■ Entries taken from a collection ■
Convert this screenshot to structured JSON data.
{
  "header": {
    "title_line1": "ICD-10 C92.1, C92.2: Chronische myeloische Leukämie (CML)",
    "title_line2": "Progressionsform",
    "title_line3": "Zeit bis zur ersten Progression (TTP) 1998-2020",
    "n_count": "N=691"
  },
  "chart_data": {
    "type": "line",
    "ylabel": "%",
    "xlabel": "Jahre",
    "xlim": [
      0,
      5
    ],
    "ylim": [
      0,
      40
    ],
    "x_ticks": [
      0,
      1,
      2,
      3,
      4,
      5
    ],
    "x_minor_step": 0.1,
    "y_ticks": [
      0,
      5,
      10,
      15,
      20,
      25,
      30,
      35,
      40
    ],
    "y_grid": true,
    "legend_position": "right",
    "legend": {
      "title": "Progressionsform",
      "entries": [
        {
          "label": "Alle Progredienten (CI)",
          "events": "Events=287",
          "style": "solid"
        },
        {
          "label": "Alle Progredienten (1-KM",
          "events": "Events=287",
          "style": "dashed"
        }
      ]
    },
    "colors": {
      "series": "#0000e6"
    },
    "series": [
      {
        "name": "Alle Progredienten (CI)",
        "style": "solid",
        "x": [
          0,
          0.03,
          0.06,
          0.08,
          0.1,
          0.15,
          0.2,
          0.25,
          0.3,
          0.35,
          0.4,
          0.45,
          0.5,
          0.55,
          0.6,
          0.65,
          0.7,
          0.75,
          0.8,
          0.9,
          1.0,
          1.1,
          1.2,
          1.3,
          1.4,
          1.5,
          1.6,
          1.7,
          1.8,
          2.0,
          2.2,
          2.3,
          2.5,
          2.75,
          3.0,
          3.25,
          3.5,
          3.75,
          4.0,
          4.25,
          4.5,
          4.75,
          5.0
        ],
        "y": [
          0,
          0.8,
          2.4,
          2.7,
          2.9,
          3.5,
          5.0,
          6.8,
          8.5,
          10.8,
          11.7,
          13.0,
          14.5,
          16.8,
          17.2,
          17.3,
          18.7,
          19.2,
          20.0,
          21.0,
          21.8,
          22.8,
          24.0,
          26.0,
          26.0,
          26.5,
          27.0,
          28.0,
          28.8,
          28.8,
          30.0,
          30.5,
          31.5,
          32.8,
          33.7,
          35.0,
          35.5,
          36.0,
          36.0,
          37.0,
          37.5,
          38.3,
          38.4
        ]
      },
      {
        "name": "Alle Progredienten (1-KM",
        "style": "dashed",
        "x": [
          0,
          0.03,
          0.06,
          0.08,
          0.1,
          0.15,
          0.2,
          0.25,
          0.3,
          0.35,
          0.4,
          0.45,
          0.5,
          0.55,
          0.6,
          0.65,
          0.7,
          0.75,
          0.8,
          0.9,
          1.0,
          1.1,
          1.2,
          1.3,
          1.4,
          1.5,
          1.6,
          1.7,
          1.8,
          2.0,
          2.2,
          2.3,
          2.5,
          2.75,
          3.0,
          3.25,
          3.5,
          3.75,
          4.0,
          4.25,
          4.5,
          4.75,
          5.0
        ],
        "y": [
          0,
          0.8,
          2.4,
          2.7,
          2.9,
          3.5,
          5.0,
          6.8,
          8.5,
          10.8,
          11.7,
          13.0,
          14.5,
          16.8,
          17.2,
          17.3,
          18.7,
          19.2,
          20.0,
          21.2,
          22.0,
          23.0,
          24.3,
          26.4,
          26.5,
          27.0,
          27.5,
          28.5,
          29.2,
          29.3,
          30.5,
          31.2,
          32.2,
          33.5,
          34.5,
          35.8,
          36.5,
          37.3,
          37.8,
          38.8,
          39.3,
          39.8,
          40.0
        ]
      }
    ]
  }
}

■ TASK REQUIREMENTS ■
A line counts if it holds the word "Progressionsform". Work out how many lines in the listing count, and give only that number.

■ SOLUTION TO THE EXERCISE ■
2